• [Task]: Find the string "days" in the listing and report every line that has it.

(Structured figure records)

++++++++

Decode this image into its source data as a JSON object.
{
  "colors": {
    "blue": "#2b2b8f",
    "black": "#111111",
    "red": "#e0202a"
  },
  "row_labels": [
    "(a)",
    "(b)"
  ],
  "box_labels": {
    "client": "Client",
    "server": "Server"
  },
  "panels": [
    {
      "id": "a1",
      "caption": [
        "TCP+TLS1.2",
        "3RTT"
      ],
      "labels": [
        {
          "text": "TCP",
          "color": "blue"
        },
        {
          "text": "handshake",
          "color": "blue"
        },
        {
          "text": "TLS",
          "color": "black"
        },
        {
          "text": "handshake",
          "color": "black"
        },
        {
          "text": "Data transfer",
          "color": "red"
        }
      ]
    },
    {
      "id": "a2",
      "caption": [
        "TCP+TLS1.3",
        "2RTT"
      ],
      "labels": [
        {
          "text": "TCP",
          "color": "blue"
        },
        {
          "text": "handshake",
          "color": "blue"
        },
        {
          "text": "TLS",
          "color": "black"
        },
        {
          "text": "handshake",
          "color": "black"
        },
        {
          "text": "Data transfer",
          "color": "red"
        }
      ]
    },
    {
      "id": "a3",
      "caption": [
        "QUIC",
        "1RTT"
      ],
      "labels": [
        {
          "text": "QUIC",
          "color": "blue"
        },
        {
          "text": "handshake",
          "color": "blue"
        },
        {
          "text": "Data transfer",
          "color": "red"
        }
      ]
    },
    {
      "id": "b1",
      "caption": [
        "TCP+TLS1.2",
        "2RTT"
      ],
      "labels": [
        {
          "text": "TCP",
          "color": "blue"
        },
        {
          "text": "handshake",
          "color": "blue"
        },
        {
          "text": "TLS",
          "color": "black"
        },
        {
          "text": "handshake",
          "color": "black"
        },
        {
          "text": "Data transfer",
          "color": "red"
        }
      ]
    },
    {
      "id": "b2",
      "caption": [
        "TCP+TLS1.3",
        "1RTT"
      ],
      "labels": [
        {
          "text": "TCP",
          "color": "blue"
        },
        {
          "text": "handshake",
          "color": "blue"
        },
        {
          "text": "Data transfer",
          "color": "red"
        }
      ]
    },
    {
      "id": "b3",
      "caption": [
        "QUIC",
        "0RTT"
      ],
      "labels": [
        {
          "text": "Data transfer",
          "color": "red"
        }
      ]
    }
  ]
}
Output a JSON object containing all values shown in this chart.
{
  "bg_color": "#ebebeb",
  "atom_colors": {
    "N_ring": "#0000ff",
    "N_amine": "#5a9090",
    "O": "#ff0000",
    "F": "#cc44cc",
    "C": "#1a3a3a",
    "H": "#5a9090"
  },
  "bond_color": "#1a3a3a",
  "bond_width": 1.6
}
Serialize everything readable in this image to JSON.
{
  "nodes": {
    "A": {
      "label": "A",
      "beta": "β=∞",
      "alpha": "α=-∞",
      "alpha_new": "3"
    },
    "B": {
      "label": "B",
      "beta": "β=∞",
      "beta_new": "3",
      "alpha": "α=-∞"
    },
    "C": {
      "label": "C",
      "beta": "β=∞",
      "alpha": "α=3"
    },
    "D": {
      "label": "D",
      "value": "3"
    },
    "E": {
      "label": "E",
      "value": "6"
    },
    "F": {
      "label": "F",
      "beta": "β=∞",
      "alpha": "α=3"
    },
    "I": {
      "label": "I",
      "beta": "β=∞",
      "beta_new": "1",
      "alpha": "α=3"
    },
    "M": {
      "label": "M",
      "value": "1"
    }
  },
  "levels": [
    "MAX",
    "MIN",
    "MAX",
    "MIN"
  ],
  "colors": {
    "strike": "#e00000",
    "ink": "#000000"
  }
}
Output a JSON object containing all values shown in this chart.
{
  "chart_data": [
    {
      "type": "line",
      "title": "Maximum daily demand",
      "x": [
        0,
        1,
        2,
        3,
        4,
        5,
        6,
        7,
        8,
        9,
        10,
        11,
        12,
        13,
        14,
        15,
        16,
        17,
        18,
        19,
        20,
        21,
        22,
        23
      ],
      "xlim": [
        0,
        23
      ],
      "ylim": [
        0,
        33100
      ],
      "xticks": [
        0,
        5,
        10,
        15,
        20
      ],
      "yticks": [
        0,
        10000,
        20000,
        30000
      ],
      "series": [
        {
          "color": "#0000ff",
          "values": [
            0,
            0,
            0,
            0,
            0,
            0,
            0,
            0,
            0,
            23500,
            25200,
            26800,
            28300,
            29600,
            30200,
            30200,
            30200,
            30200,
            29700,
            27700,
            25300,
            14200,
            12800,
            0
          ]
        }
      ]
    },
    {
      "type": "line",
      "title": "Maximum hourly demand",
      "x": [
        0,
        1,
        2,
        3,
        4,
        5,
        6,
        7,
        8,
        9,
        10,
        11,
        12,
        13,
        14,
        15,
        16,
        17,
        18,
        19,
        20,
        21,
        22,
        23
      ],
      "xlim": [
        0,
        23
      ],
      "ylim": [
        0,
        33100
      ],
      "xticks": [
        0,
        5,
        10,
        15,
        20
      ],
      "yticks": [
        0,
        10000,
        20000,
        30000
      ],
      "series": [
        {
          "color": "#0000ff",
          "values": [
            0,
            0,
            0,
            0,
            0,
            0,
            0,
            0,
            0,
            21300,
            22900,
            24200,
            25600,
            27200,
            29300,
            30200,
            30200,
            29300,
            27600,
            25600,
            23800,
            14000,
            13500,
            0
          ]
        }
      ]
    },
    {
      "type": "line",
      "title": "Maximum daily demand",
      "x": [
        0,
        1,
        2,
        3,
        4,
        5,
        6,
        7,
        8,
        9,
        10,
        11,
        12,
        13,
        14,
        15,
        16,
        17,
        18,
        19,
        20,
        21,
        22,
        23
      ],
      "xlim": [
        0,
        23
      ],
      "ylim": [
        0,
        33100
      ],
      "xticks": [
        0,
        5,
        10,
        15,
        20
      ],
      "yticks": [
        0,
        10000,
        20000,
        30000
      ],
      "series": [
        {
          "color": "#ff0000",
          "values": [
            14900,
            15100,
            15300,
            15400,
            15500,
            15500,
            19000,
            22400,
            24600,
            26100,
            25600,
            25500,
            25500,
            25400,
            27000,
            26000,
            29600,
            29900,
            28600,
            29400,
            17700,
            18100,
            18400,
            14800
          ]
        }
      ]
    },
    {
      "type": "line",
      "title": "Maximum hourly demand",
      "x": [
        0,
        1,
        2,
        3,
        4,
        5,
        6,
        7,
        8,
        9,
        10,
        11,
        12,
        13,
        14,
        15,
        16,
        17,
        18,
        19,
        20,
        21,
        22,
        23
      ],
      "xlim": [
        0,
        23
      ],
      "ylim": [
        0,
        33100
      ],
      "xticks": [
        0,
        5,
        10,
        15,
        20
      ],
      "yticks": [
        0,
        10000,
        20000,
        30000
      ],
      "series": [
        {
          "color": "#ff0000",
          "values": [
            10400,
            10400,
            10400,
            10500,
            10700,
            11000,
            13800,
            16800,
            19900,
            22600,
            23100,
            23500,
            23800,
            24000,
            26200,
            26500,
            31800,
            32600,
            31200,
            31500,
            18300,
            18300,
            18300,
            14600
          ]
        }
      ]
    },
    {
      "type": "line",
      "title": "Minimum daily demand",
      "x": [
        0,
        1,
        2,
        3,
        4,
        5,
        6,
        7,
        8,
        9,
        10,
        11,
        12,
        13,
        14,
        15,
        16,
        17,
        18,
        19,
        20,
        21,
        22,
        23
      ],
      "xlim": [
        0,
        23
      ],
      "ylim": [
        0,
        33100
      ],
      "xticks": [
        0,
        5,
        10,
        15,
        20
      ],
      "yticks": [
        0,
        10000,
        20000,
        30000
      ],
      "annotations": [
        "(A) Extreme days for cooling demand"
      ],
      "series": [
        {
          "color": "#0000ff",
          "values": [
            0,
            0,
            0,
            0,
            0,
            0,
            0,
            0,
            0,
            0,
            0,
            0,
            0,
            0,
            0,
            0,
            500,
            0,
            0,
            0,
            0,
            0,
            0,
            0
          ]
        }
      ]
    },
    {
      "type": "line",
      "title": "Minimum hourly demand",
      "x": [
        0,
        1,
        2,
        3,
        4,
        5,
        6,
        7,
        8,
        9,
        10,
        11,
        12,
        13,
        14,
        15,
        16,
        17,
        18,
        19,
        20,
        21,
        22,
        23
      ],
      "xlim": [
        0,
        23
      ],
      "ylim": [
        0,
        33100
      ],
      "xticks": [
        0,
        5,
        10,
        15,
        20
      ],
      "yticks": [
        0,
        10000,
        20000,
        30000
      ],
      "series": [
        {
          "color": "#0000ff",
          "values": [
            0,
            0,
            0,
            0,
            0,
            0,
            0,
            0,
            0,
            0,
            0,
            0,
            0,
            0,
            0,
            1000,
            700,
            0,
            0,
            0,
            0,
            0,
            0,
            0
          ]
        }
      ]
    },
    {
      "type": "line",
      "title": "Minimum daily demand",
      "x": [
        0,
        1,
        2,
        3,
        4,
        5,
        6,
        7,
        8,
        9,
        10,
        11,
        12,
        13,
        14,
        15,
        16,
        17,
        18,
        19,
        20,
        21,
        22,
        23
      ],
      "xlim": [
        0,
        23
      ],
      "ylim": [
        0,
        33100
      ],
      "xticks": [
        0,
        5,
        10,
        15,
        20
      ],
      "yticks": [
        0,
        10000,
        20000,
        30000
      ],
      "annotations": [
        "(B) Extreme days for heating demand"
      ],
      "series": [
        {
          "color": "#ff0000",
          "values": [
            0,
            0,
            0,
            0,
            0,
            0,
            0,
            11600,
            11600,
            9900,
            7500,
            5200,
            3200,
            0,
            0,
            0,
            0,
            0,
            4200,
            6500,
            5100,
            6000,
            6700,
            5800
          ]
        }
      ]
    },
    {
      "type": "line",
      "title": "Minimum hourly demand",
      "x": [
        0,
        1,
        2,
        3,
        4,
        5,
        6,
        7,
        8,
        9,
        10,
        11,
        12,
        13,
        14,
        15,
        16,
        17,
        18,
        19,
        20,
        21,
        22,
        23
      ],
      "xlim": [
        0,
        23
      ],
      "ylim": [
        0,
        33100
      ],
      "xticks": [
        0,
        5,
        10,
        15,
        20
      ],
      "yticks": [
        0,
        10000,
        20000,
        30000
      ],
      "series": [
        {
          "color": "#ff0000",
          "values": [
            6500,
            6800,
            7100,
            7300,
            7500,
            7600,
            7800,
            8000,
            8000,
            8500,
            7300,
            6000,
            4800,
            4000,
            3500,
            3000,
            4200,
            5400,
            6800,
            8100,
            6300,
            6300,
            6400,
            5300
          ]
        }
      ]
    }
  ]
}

++++++++

• [Solution to the problem]:
        "(A) Extreme days for cooling demand"
        "(B) Extreme days for heating demand"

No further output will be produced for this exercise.